■ Document passage ■
--------------------------------

How do I get Bolt API keys?

Create a merchant account, then open Administration → API in the dashboard. You need an API key (server), signing secret (webhook verification), and publishable key (client-side). See API keys.

What is the difference between sandbox and production?

Sandbox uses api-sandbox.bolt.com and merchant-sandbox.bolt.com. Production uses api.bolt.com and merchant.bolt.com. Keys and transactions do not cross environments. See Environments.

How do I integrate Bolt checkout with Shopify?

Start with the Shopify platform guide, then follow Shopify installation for dashboard and theme configuration. For checkout links, see Checkout Everywhere.

How do I integrate Bolt with BigCommerce?

Install the Bolt app from BigCommerce, then follow BigCommerce installation for scripts, webhooks, and theme updates.

What is Embeddable Checkout vs Bolt Checkout?

Bolt Checkout replaces your full checkout page on supported platforms. Embeddable Checkout adds Bolt payment fields and shopper accounts inside your custom UI. Compare Bolt Checkout and Embeddable Checkout.

How do I verify Bolt webhooks?

Use your signing secret to verify the HMAC signature on every inbound request before processing. See Verify webhooks.

How do I test payments without charging real cards?

Use sandbox with test cards. All transactions appear in the sandbox merchant dashboard. Your server creates a link via POST /v1/gaming/payment_links. The shopper completes checkout in a browser; you receive a webhook on success. Start at Gaming quickstart.

--------------------------------

■ Given entries ■

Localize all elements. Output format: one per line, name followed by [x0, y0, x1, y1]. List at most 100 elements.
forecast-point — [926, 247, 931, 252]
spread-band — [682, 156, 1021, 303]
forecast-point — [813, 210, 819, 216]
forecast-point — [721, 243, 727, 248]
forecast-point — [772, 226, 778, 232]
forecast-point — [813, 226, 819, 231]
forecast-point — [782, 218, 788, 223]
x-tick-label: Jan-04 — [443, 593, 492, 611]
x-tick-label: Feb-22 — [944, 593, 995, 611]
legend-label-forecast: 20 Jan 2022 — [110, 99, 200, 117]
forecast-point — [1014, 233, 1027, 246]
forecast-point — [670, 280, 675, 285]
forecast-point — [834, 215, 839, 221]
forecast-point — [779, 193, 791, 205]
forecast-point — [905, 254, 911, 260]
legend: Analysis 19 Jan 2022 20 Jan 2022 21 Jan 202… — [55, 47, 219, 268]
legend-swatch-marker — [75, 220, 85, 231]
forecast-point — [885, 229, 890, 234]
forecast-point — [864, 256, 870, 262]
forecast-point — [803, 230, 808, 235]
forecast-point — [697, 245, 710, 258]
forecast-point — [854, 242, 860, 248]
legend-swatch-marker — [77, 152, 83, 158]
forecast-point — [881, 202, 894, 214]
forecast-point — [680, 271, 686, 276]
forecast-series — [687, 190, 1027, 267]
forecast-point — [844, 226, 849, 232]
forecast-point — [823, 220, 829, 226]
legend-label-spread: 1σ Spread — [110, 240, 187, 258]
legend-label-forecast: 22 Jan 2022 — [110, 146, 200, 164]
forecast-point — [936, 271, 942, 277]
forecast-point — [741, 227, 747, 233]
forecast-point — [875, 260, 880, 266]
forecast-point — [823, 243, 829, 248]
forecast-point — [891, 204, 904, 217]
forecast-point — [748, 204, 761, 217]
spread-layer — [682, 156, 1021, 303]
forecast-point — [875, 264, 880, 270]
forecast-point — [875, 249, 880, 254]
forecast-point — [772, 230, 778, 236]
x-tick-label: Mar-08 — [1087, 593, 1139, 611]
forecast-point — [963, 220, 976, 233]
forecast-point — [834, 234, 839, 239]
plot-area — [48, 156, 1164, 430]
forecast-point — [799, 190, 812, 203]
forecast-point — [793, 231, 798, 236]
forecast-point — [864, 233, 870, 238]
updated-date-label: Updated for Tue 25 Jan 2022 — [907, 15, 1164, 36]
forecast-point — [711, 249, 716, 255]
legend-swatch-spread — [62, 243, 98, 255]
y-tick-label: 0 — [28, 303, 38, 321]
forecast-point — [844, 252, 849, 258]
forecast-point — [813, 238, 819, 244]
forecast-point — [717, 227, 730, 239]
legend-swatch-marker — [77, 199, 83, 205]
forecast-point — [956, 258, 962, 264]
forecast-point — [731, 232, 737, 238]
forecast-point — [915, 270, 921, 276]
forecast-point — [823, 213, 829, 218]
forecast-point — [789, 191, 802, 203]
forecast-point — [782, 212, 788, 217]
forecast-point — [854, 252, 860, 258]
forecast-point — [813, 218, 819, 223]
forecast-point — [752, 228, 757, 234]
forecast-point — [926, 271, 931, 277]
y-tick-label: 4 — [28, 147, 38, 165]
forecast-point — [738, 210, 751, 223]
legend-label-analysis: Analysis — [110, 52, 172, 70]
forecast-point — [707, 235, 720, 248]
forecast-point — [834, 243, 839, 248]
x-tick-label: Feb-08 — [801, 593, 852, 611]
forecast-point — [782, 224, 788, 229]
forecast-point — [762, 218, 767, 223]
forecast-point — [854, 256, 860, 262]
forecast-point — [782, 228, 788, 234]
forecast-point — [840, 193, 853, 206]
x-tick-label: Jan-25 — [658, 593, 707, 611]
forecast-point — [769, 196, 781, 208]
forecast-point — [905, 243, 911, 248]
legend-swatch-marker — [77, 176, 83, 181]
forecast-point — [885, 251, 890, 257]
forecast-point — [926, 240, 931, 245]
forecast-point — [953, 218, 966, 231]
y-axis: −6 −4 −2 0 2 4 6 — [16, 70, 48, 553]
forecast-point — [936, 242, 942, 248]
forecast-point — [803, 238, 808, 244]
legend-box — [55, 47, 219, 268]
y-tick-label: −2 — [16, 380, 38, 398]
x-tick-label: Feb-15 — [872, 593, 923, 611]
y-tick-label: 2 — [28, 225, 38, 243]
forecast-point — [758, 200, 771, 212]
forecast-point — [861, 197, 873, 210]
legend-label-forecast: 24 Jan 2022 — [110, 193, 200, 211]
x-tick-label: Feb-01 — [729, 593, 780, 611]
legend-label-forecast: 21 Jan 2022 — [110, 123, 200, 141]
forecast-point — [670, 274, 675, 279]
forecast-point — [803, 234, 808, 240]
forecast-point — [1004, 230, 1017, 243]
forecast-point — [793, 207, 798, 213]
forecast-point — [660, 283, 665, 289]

--------------------------------

Carry on the Bolt integration FAQ from the point where it stops. The material has no connection to the Bolt integration FAQ.

How do I onboard marketplace sellers with Bolt Connect?

Use Bolt Connect to onboard sellers and split payments. See Bolt Connect and Marketplace onboarding.

What authentication headers does the Bolt API require?

Outbound requests need X-Api-Key and X-Nonce. Client-side SDK initialization uses the publishable key. See Authentication.

How do AI coding tools read Bolt documentation?

Use llms.txt, llms-full.txt, per-page .md URLs, or the MCP server. See Docs for agents.

Where is the Bolt OpenAPI spec?

Main spec: https://assets.bolt.com/external-api-references/bolt.yml. Embeddable v1: embedded.yml. Tokenizer: tokenizer.yml.

What should I do when a Bolt API call returns 401 or 422?

401: Check API key and environment (sandbox vs production). Do not retry without fixing credentials. 422: Fix request parameters per the OpenAPI schema; do not retry the same payload. See Errors.